------ TEXTO APRESENTADO

Na sequência da sensacionalista manchete do Público de domingo, a teoria do ‘excedente’ começa a ganhar tracção…Por isso, decidi ir ao dicionário para perceber o significado da palavra. Ora, excedente quer dizer “aquilo que está a mais” e “que sobra”. Portanto, tratando-se aqui de uma receita extraordinária (a transferência dos fundos de pensões da banca que, recorde-se, nas palavras do Ministro, será “actuarialmente equilibrada” mas não, na minha opinão, neutra) e mantendo-se ainda um défice orçamental no balanço do ano de 2011, não há “nada a mais” nem, infelizmente, “nada sobra”…
excedente!!??…com tantos activos tóxicos a entrarem para o Estado de uma vez só!!?? só pode mesmo ser mesmo uma questão de ilusão, a utilização da palavra ” excedente”… foi uma roubalheira, um Estado que fosse uma “pessoa de bem”, só aceitava esses activos tóxicos após a renegociação total das anteriores parcerias publicas-privadas em que a Banca Nacional está envolvida até á ponta dos cabelos…uma roubalheira é o que é…e ainda é imprecionante que negócios com estes montantes, antes de entrarem em vigor, não passem antes pelo crivo do Tribunal de Contas, impressionante…já que a Assembleia da Republica não fiscaliza nadinha, assina tudo de cruz…este Governo, está mesmo ao serviço da Banca!

------------

> _A TAREFA_: Traduza para inglês a seguinte frase do texto sobre o excedente orçamental: «Ora, excedente quer dizer “aquilo que está a mais” e “que sobra”.» As linhas não têm qualquer relação com o texto.

------ INFORMAÇÃO APRESENTADA

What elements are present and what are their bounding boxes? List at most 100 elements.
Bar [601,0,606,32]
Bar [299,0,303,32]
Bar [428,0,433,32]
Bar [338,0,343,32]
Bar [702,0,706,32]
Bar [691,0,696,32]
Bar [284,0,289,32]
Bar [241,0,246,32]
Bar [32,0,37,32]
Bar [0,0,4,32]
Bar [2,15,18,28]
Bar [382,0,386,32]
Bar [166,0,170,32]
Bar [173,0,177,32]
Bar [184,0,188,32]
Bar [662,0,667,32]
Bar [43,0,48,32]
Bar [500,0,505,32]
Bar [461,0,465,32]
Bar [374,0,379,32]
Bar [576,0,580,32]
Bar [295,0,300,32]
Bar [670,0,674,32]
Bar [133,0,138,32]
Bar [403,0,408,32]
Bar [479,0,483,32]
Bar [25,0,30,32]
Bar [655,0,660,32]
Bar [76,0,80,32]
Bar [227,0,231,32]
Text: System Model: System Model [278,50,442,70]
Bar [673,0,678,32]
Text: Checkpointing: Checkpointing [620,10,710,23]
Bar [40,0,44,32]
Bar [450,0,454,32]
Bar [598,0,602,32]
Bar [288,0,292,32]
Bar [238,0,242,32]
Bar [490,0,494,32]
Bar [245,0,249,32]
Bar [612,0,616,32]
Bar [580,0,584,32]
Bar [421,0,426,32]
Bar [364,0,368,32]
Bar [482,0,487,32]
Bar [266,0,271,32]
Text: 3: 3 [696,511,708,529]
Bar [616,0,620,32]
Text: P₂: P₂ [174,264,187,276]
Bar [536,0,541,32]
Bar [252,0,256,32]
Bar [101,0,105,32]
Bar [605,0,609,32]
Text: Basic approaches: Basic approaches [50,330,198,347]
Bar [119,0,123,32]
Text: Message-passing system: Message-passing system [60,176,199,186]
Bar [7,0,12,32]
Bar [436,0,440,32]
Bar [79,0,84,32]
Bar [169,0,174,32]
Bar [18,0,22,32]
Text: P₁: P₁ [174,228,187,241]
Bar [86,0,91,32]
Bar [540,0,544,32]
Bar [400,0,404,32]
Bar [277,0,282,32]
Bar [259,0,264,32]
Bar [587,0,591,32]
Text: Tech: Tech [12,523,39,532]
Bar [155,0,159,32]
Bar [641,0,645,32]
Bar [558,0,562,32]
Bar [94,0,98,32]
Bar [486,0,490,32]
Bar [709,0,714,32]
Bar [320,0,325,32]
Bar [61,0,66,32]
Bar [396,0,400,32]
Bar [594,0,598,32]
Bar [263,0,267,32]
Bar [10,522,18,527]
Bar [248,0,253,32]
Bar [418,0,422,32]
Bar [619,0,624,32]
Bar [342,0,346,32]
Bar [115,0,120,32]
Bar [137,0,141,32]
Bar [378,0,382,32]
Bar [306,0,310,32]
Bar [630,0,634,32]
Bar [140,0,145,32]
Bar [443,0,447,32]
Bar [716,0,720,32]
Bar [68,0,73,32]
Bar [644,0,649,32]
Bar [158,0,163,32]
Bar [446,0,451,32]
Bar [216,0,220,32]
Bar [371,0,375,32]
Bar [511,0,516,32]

------------

> _ÁREA DE RESPOSTA_: Now, surplus means "that which is in excess" and "what is left over."